Given exercise:
Reproduce every entry exactly, without alteration.

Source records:
::::::::::
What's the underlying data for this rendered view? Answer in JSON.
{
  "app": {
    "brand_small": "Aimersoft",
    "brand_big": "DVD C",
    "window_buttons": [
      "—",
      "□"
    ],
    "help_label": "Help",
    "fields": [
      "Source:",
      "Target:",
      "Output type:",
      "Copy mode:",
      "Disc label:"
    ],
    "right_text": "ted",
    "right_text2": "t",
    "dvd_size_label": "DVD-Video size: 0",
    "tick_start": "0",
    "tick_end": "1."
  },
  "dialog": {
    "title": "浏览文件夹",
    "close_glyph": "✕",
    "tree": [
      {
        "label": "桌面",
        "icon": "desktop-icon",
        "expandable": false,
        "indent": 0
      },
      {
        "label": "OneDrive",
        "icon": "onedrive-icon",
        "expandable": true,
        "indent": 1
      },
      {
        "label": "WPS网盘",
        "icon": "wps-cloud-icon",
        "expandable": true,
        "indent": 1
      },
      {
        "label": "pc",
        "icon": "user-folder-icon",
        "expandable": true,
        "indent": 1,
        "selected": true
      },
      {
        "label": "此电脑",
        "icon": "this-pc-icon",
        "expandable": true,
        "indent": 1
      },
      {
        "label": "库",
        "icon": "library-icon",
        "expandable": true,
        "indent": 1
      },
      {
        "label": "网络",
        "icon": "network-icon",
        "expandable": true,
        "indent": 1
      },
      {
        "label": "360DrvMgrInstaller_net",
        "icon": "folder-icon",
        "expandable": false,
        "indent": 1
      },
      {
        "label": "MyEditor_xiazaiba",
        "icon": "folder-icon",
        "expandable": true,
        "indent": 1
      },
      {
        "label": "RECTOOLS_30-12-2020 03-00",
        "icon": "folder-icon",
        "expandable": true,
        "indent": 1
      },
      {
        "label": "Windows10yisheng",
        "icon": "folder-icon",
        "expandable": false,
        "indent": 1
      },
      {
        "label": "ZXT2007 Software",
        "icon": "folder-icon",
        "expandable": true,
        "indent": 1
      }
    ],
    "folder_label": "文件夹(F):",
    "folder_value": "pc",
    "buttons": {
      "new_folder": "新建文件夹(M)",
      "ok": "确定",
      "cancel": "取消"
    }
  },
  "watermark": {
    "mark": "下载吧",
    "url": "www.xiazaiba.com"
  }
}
::::::::::
Final result:
What's the underlying data for this rendered view? Answer in JSON.
{
  "app": {
    "brand_small": "Aimersoft",
    "brand_big": "DVD C",
    "window_buttons": [
      "—",
      "□"
    ],
    "help_label": "Help",
    "fields": [
      "Source:",
      "Target:",
      "Output type:",
      "Copy mode:",
      "Disc label:"
    ],
    "right_text": "ted",
    "right_text2": "t",
    "dvd_size_label": "DVD-Video size: 0",
    "tick_start": "0",
    "tick_end": "1."
  },
  "dialog": {
    "title": "浏览文件夹",
    "close_glyph": "✕",
    "tree": [
      {
        "label": "桌面",
        "icon": "desktop-icon",
        "expandable": false,
        "indent": 0
      },
      {
        "label": "OneDrive",
        "icon": "onedrive-icon",
        "expandable": true,
        "indent": 1
      },
      {
        "label": "WPS网盘",
        "icon": "wps-cloud-icon",
        "expandable": true,
        "indent": 1
      },
      {
        "label": "pc",
        "icon": "user-folder-icon",
        "expandable": true,
        "indent": 1,
        "selected": true
      },
      {
        "label": "此电脑",
        "icon": "this-pc-icon",
        "expandable": true,
        "indent": 1
      },
      {
        "label": "库",
        "icon": "library-icon",
        "expandable": true,
        "indent": 1
      },
      {
        "label": "网络",
        "icon": "network-icon",
        "expandable": true,
        "indent": 1
      },
      {
        "label": "360DrvMgrInstaller_net",
        "icon": "folder-icon",
        "expandable": false,
        "indent": 1
      },
      {
        "label": "MyEditor_xiazaiba",
        "icon": "folder-icon",
        "expandable": true,
        "indent": 1
      },
      {
        "label": "RECTOOLS_30-12-2020 03-00",
        "icon": "folder-icon",
        "expandable": true,
        "indent": 1
      },
      {
        "label": "Windows10yisheng",
        "icon": "folder-icon",
        "expandable": false,
        "indent": 1
      },
      {
        "label": "ZXT2007 Software",
        "icon": "folder-icon",
        "expandable": true,
        "indent": 1
      }
    ],
    "folder_label": "文件夹(F):",
    "folder_value": "pc",
    "buttons": {
      "new_folder": "新建文件夹(M)",
      "ok": "确定",
      "cancel": "取消"
    }
  },
  "watermark": {
    "mark": "下载吧",
    "url": "www.xiazaiba.com"
  }
}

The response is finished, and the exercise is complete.